Pictures do not belong in your copy. Repeat all the other data exactly.
___ RECORDS PROVIDED
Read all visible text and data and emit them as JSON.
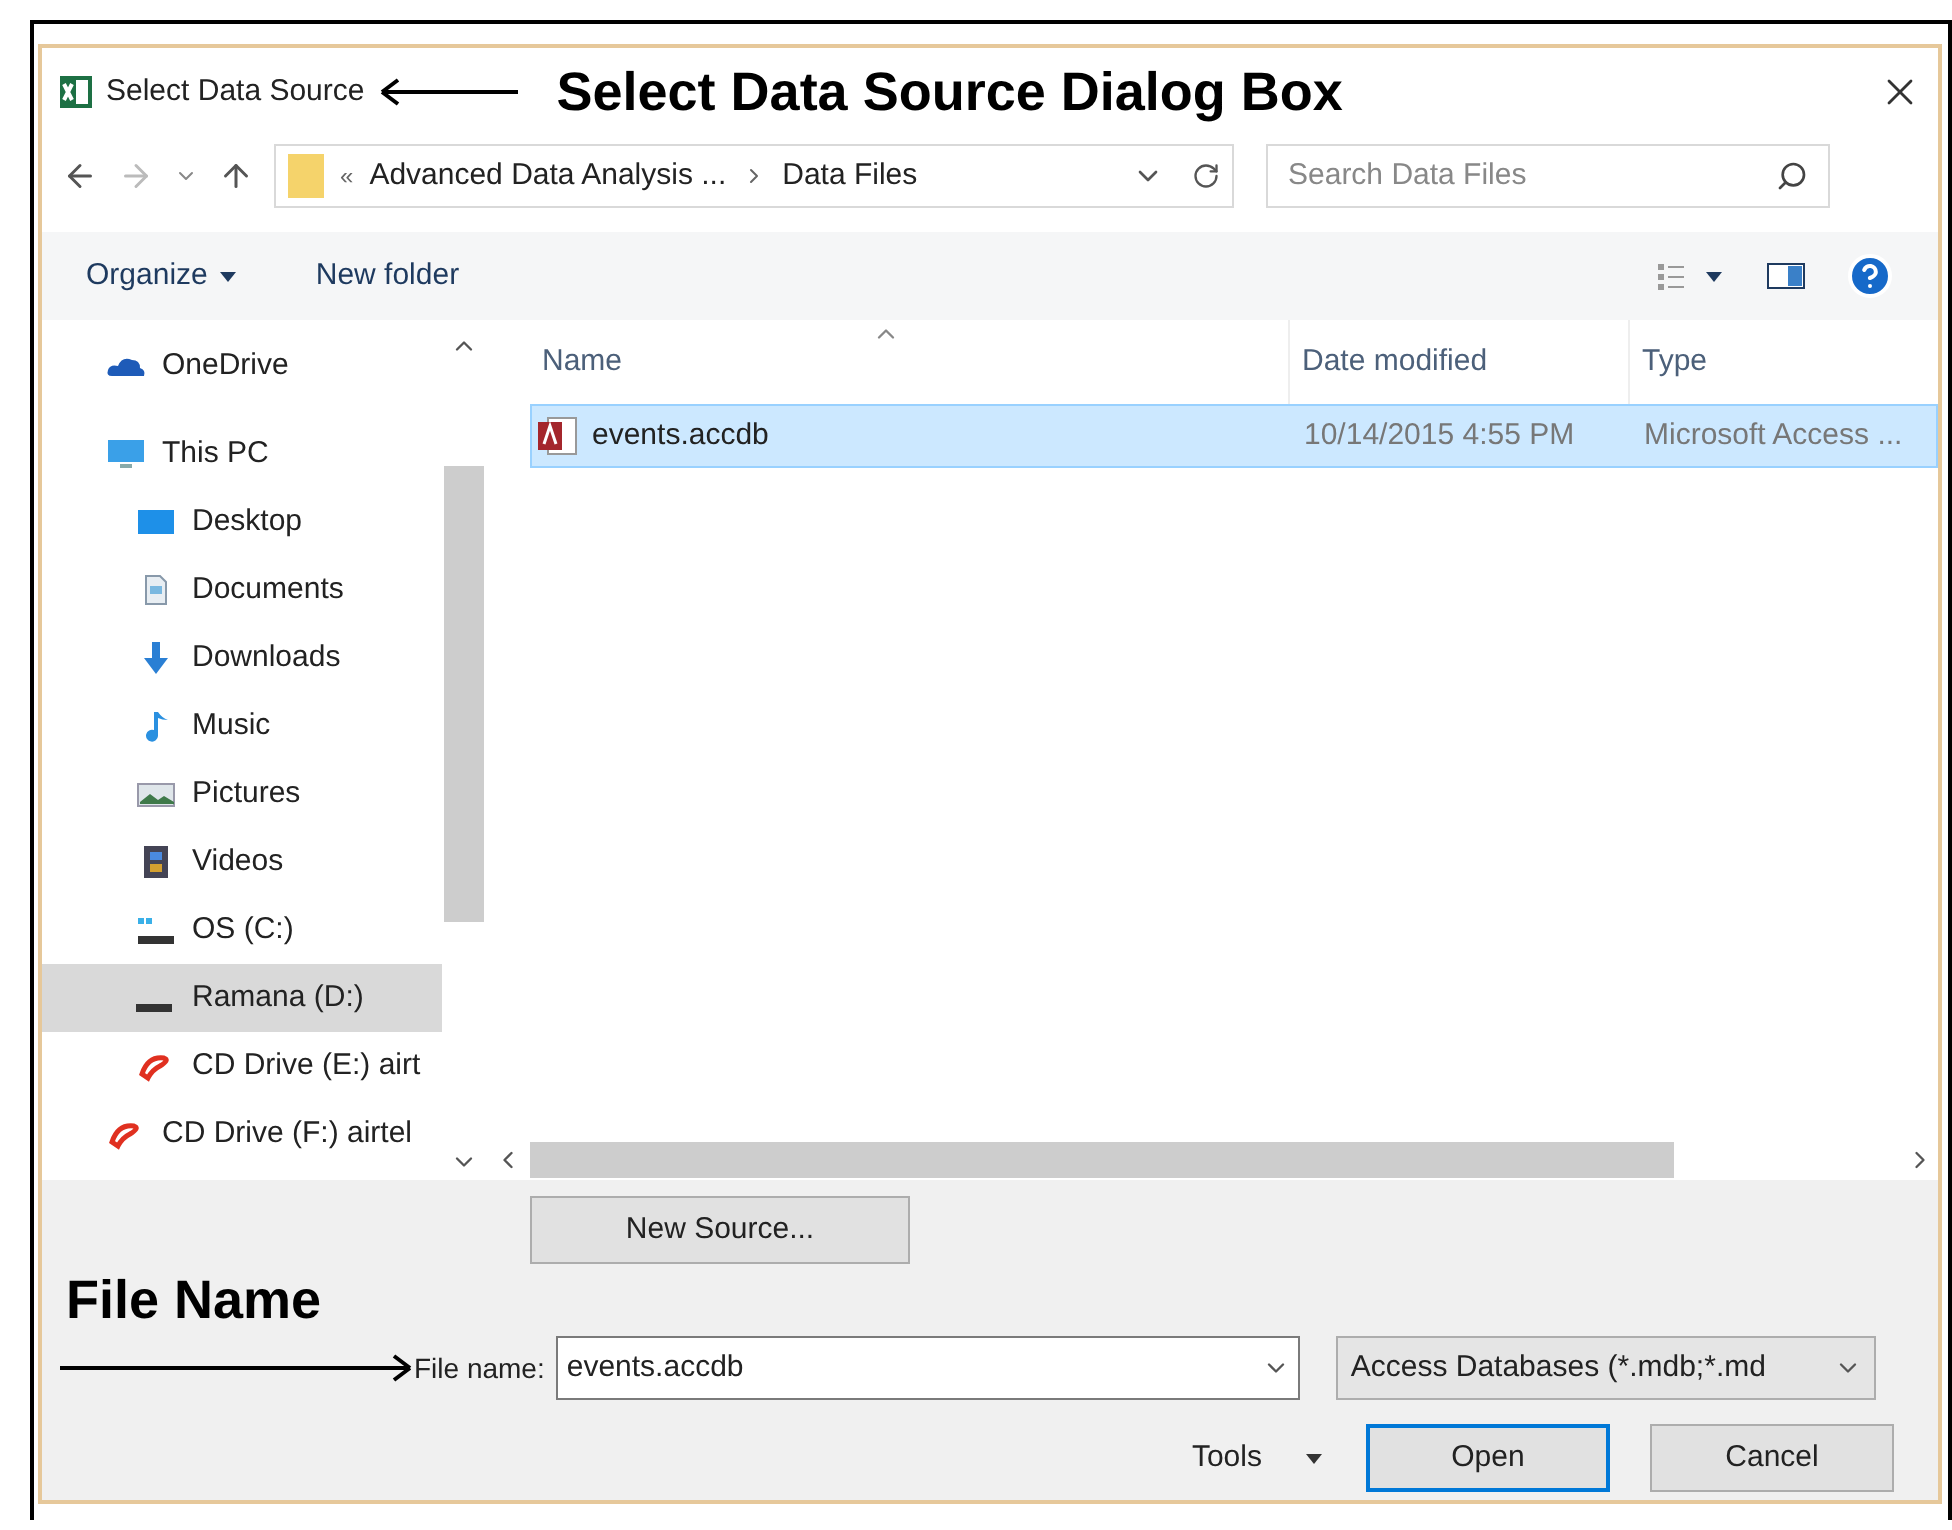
{
  "window": {
    "title": "Select Data Source"
  },
  "annotations": [
    {
      "text": "Select Data Source Dialog Box"
    },
    {
      "text": "File Name"
    }
  ],
  "address_bar": {
    "overflow": "«",
    "segments": [
      "Advanced Data Analysis ...",
      "Data Files"
    ]
  },
  "search": {
    "placeholder": "Search Data Files"
  },
  "toolbar": {
    "organize": "Organize",
    "new_folder": "New folder"
  },
  "sidebar": {
    "items": [
      {
        "label": "OneDrive",
        "kind": "cloud",
        "selected": false
      },
      {
        "label": "This PC",
        "kind": "pc",
        "selected": false,
        "children": [
          {
            "label": "Desktop",
            "kind": "desktop",
            "selected": false
          },
          {
            "label": "Documents",
            "kind": "document",
            "selected": false
          },
          {
            "label": "Downloads",
            "kind": "download",
            "selected": false
          },
          {
            "label": "Music",
            "kind": "music",
            "selected": false
          },
          {
            "label": "Pictures",
            "kind": "pictures",
            "selected": false
          },
          {
            "label": "Videos",
            "kind": "videos",
            "selected": false
          },
          {
            "label": "OS (C:)",
            "kind": "osdrive",
            "selected": false
          },
          {
            "label": "Ramana (D:)",
            "kind": "drive",
            "selected": true
          },
          {
            "label": "CD Drive (E:) airt",
            "kind": "cd",
            "selected": false
          }
        ]
      },
      {
        "label": "CD Drive (F:) airtel",
        "kind": "cd",
        "selected": false
      }
    ]
  },
  "file_list": {
    "columns": [
      "Name",
      "Date modified",
      "Type"
    ],
    "rows": [
      {
        "name": "events.accdb",
        "date": "10/14/2015 4:55 PM",
        "type": "Microsoft Access ...",
        "selected": true
      }
    ]
  },
  "new_source_button": "New Source...",
  "file_name": {
    "label": "File name:",
    "value": "events.accdb"
  },
  "filter": {
    "value": "Access Databases (*.mdb;*.md"
  },
  "tools": "Tools",
  "buttons": [
    {
      "label": "Open",
      "kind": "primary"
    },
    {
      "label": "Cancel",
      "kind": "normal"
    }
  ]
}
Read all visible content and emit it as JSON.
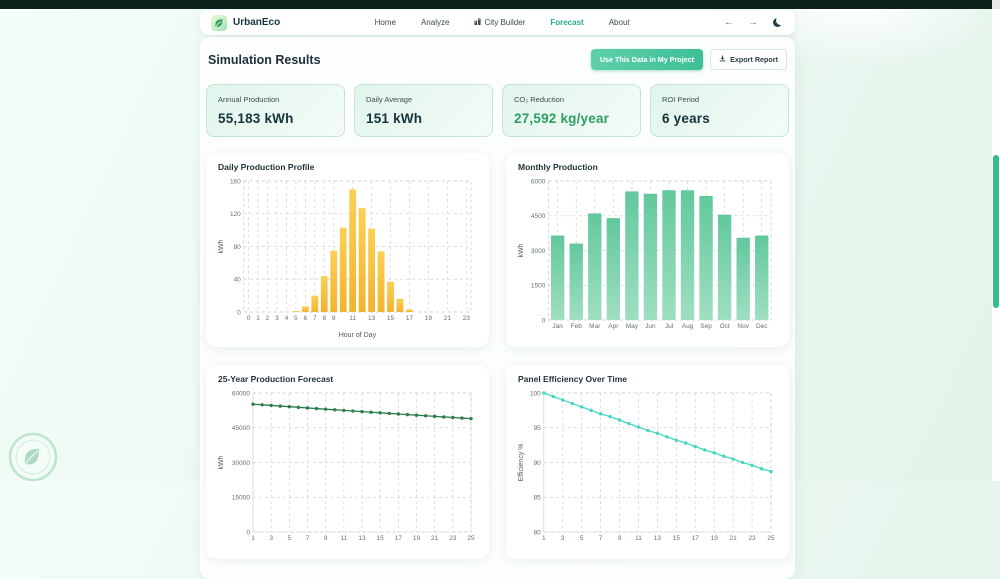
{
  "theme": {
    "accent": "#3fbf97",
    "top_bar": "#0c211b",
    "active_link": "#2aa98c"
  },
  "nav": {
    "brand": "UrbanEco",
    "items": [
      {
        "label": "Home",
        "active": false
      },
      {
        "label": "Analyze",
        "active": false
      },
      {
        "label": "City Builder",
        "active": false,
        "icon": "city-builder-icon"
      },
      {
        "label": "Forecast",
        "active": true
      },
      {
        "label": "About",
        "active": false
      }
    ],
    "controls": {
      "back": "←",
      "forward": "→",
      "theme_toggle": "moon-icon"
    }
  },
  "page": {
    "title": "Simulation Results",
    "actions": {
      "use_data_label": "Use This Data in My Project",
      "export_label": "Export Report"
    }
  },
  "stats": [
    {
      "label": "Annual Production",
      "value": "55,183 kWh"
    },
    {
      "label": "Daily Average",
      "value": "151 kWh"
    },
    {
      "label": "CO₂ Reduction",
      "value": "27,592 kg/year"
    },
    {
      "label": "ROI Period",
      "value": "6 years"
    }
  ],
  "chart_data": [
    {
      "type": "bar",
      "title": "Daily Production Profile",
      "xlabel": "Hour of Day",
      "ylabel": "kWh",
      "categories": [
        "0",
        "1",
        "2",
        "3",
        "4",
        "5",
        "6",
        "7",
        "8",
        "9",
        "10",
        "11",
        "12",
        "13",
        "14",
        "15",
        "16",
        "17",
        "18",
        "19",
        "20",
        "21",
        "22",
        "23"
      ],
      "values": [
        0,
        0,
        0,
        0,
        0,
        1,
        7,
        20,
        44,
        75,
        103,
        150,
        127,
        102,
        74,
        37,
        16,
        3,
        0,
        0,
        0,
        0,
        0,
        0
      ],
      "ylim": [
        0,
        160
      ],
      "yticks": [
        0,
        40,
        80,
        120,
        160
      ],
      "xticks": [
        "0",
        "1",
        "2",
        "3",
        "4",
        "5",
        "6",
        "7",
        "8",
        "9",
        "11",
        "13",
        "15",
        "17",
        "19",
        "21",
        "23"
      ],
      "bar_colors": [
        "#fbd056",
        "#f3b32e"
      ],
      "grid": true,
      "legend": "none"
    },
    {
      "type": "bar",
      "title": "Monthly Production",
      "xlabel": "",
      "ylabel": "kWh",
      "categories": [
        "Jan",
        "Feb",
        "Mar",
        "Apr",
        "May",
        "Jun",
        "Jul",
        "Aug",
        "Sep",
        "Oct",
        "Nov",
        "Dec"
      ],
      "values": [
        3650,
        3300,
        4600,
        4400,
        5550,
        5450,
        5600,
        5600,
        5350,
        4550,
        3550,
        3650
      ],
      "ylim": [
        0,
        6000
      ],
      "yticks": [
        0,
        1500,
        3000,
        4500,
        6000
      ],
      "xticks": [
        "Jan",
        "Feb",
        "Mar",
        "Apr",
        "May",
        "Jun",
        "Jul",
        "Aug",
        "Sep",
        "Oct",
        "Nov",
        "Dec"
      ],
      "bar_colors": [
        "#62c89c",
        "#9fdfc0"
      ],
      "grid": true,
      "legend": "none"
    },
    {
      "type": "line",
      "title": "25-Year Production Forecast",
      "xlabel": "",
      "ylabel": "kWh",
      "x": [
        1,
        2,
        3,
        4,
        5,
        6,
        7,
        8,
        9,
        10,
        11,
        12,
        13,
        14,
        15,
        16,
        17,
        18,
        19,
        20,
        21,
        22,
        23,
        24,
        25
      ],
      "values": [
        55183,
        54907,
        54632,
        54359,
        54087,
        53817,
        53548,
        53280,
        53014,
        52749,
        52485,
        52223,
        51962,
        51702,
        51443,
        51186,
        50930,
        50675,
        50422,
        50170,
        49919,
        49669,
        49421,
        49174,
        48928
      ],
      "ylim": [
        0,
        60000
      ],
      "yticks": [
        0,
        15000,
        30000,
        45000,
        60000
      ],
      "xticks": [
        "1",
        "3",
        "5",
        "7",
        "9",
        "11",
        "13",
        "15",
        "17",
        "19",
        "21",
        "23",
        "25"
      ],
      "color": "#2e7d4f",
      "grid": true,
      "legend": "none"
    },
    {
      "type": "line",
      "title": "Panel Efficiency Over Time",
      "xlabel": "",
      "ylabel": "Efficiency %",
      "x": [
        1,
        2,
        3,
        4,
        5,
        6,
        7,
        8,
        9,
        10,
        11,
        12,
        13,
        14,
        15,
        16,
        17,
        18,
        19,
        20,
        21,
        22,
        23,
        24,
        25
      ],
      "values": [
        100,
        99.5,
        99,
        98.5,
        98,
        97.5,
        97,
        96.6,
        96.1,
        95.6,
        95.1,
        94.6,
        94.2,
        93.7,
        93.2,
        92.8,
        92.3,
        91.8,
        91.4,
        90.9,
        90.5,
        90,
        89.6,
        89.1,
        88.7
      ],
      "ylim": [
        80,
        100
      ],
      "yticks": [
        80,
        85,
        90,
        95,
        100
      ],
      "xticks": [
        "1",
        "3",
        "5",
        "7",
        "9",
        "11",
        "13",
        "15",
        "17",
        "19",
        "21",
        "23",
        "25"
      ],
      "color": "#45d6c2",
      "grid": true,
      "legend": "none"
    }
  ]
}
______
◆ **THE RESULT**:
Read all visible text and data and emit them as JSON.
{
  "window": {
    "title": "Select Data Source"
  },
  "annotations": [
    {
      "text": "Select Data Source Dialog Box"
    },
    {
      "text": "File Name"
    }
  ],
  "address_bar": {
    "overflow": "«",
    "segments": [
      "Advanced Data Analysis ...",
      "Data Files"
    ]
  },
  "search": {
    "placeholder": "Search Data Files"
  },
  "toolbar": {
    "organize": "Organize",
    "new_folder": "New folder"
  },
  "sidebar": {
    "items": [
      {
        "label": "OneDrive",
        "kind": "cloud",
        "selected": false
      },
      {
        "label": "This PC",
        "kind": "pc",
        "selected": false,
        "children": [
          {
            "label": "Desktop",
            "kind": "desktop",
            "selected": false
          },
          {
            "label": "Documents",
            "kind": "document",
            "selected": false
          },
          {
            "label": "Downloads",
            "kind": "download",
            "selected": false
          },
          {
            "label": "Music",
            "kind": "music",
            "selected": false
          },
          {
            "label": "Pictures",
            "kind": "pictures",
            "selected": false
          },
          {
            "label": "Videos",
            "kind": "videos",
            "selected": false
          },
          {
            "label": "OS (C:)",
            "kind": "osdrive",
            "selected": false
          },
          {
            "label": "Ramana (D:)",
            "kind": "drive",
            "selected": true
          },
          {
            "label": "CD Drive (E:) airt",
            "kind": "cd",
            "selected": false
          }
        ]
      },
      {
        "label": "CD Drive (F:) airtel",
        "kind": "cd",
        "selected": false
      }
    ]
  },
  "file_list": {
    "columns": [
      "Name",
      "Date modified",
      "Type"
    ],
    "rows": [
      {
        "name": "events.accdb",
        "date": "10/14/2015 4:55 PM",
        "type": "Microsoft Access ...",
        "selected": true
      }
    ]
  },
  "new_source_button": "New Source...",
  "file_name": {
    "label": "File name:",
    "value": "events.accdb"
  },
  "filter": {
    "value": "Access Databases (*.mdb;*.md"
  },
  "tools": "Tools",
  "buttons": [
    {
      "label": "Open",
      "kind": "primary"
    },
    {
      "label": "Cancel",
      "kind": "normal"
    }
  ]
}
Read all visible content and emit it as JSON.
{
  "theme": {
    "accent": "#3fbf97",
    "top_bar": "#0c211b",
    "active_link": "#2aa98c"
  },
  "nav": {
    "brand": "UrbanEco",
    "items": [
      {
        "label": "Home",
        "active": false
      },
      {
        "label": "Analyze",
        "active": false
      },
      {
        "label": "City Builder",
        "active": false,
        "icon": "city-builder-icon"
      },
      {
        "label": "Forecast",
        "active": true
      },
      {
        "label": "About",
        "active": false
      }
    ],
    "controls": {
      "back": "←",
      "forward": "→",
      "theme_toggle": "moon-icon"
    }
  },
  "page": {
    "title": "Simulation Results",
    "actions": {
      "use_data_label": "Use This Data in My Project",
      "export_label": "Export Report"
    }
  },
  "stats": [
    {
      "label": "Annual Production",
      "value": "55,183 kWh"
    },
    {
      "label": "Daily Average",
      "value": "151 kWh"
    },
    {
      "label": "CO₂ Reduction",
      "value": "27,592 kg/year"
    },
    {
      "label": "ROI Period",
      "value": "6 years"
    }
  ],
  "chart_data": [
    {
      "type": "bar",
      "title": "Daily Production Profile",
      "xlabel": "Hour of Day",
      "ylabel": "kWh",
      "categories": [
        "0",
        "1",
        "2",
        "3",
        "4",
        "5",
        "6",
        "7",
        "8",
        "9",
        "10",
        "11",
        "12",
        "13",
        "14",
        "15",
        "16",
        "17",
        "18",
        "19",
        "20",
        "21",
        "22",
        "23"
      ],
      "values": [
        0,
        0,
        0,
        0,
        0,
        1,
        7,
        20,
        44,
        75,
        103,
        150,
        127,
        102,
        74,
        37,
        16,
        3,
        0,
        0,
        0,
        0,
        0,
        0
      ],
      "ylim": [
        0,
        160
      ],
      "yticks": [
        0,
        40,
        80,
        120,
        160
      ],
      "xticks": [
        "0",
        "1",
        "2",
        "3",
        "4",
        "5",
        "6",
        "7",
        "8",
        "9",
        "11",
        "13",
        "15",
        "17",
        "19",
        "21",
        "23"
      ],
      "bar_colors": [
        "#fbd056",
        "#f3b32e"
      ],
      "grid": true,
      "legend": "none"
    },
    {
      "type": "bar",
      "title": "Monthly Production",
      "xlabel": "",
      "ylabel": "kWh",
      "categories": [
        "Jan",
        "Feb",
        "Mar",
        "Apr",
        "May",
        "Jun",
        "Jul",
        "Aug",
        "Sep",
        "Oct",
        "Nov",
        "Dec"
      ],
      "values": [
        3650,
        3300,
        4600,
        4400,
        5550,
        5450,
        5600,
        5600,
        5350,
        4550,
        3550,
        3650
      ],
      "ylim": [
        0,
        6000
      ],
      "yticks": [
        0,
        1500,
        3000,
        4500,
        6000
      ],
      "xticks": [
        "Jan",
        "Feb",
        "Mar",
        "Apr",
        "May",
        "Jun",
        "Jul",
        "Aug",
        "Sep",
        "Oct",
        "Nov",
        "Dec"
      ],
      "bar_colors": [
        "#62c89c",
        "#9fdfc0"
      ],
      "grid": true,
      "legend": "none"
    },
    {
      "type": "line",
      "title": "25-Year Production Forecast",
      "xlabel": "",
      "ylabel": "kWh",
      "x": [
        1,
        2,
        3,
        4,
        5,
        6,
        7,
        8,
        9,
        10,
        11,
        12,
        13,
        14,
        15,
        16,
        17,
        18,
        19,
        20,
        21,
        22,
        23,
        24,
        25
      ],
      "values": [
        55183,
        54907,
        54632,
        54359,
        54087,
        53817,
        53548,
        53280,
        53014,
        52749,
        52485,
        52223,
        51962,
        51702,
        51443,
        51186,
        50930,
        50675,
        50422,
        50170,
        49919,
        49669,
        49421,
        49174,
        48928
      ],
      "ylim": [
        0,
        60000
      ],
      "yticks": [
        0,
        15000,
        30000,
        45000,
        60000
      ],
      "xticks": [
        "1",
        "3",
        "5",
        "7",
        "9",
        "11",
        "13",
        "15",
        "17",
        "19",
        "21",
        "23",
        "25"
      ],
      "color": "#2e7d4f",
      "grid": true,
      "legend": "none"
    },
    {
      "type": "line",
      "title": "Panel Efficiency Over Time",
      "xlabel": "",
      "ylabel": "Efficiency %",
      "x": [
        1,
        2,
        3,
        4,
        5,
        6,
        7,
        8,
        9,
        10,
        11,
        12,
        13,
        14,
        15,
        16,
        17,
        18,
        19,
        20,
        21,
        22,
        23,
        24,
        25
      ],
      "values": [
        100,
        99.5,
        99,
        98.5,
        98,
        97.5,
        97,
        96.6,
        96.1,
        95.6,
        95.1,
        94.6,
        94.2,
        93.7,
        93.2,
        92.8,
        92.3,
        91.8,
        91.4,
        90.9,
        90.5,
        90,
        89.6,
        89.1,
        88.7
      ],
      "ylim": [
        80,
        100
      ],
      "yticks": [
        80,
        85,
        90,
        95,
        100
      ],
      "xticks": [
        "1",
        "3",
        "5",
        "7",
        "9",
        "11",
        "13",
        "15",
        "17",
        "19",
        "21",
        "23",
        "25"
      ],
      "color": "#45d6c2",
      "grid": true,
      "legend": "none"
    }
  ]
}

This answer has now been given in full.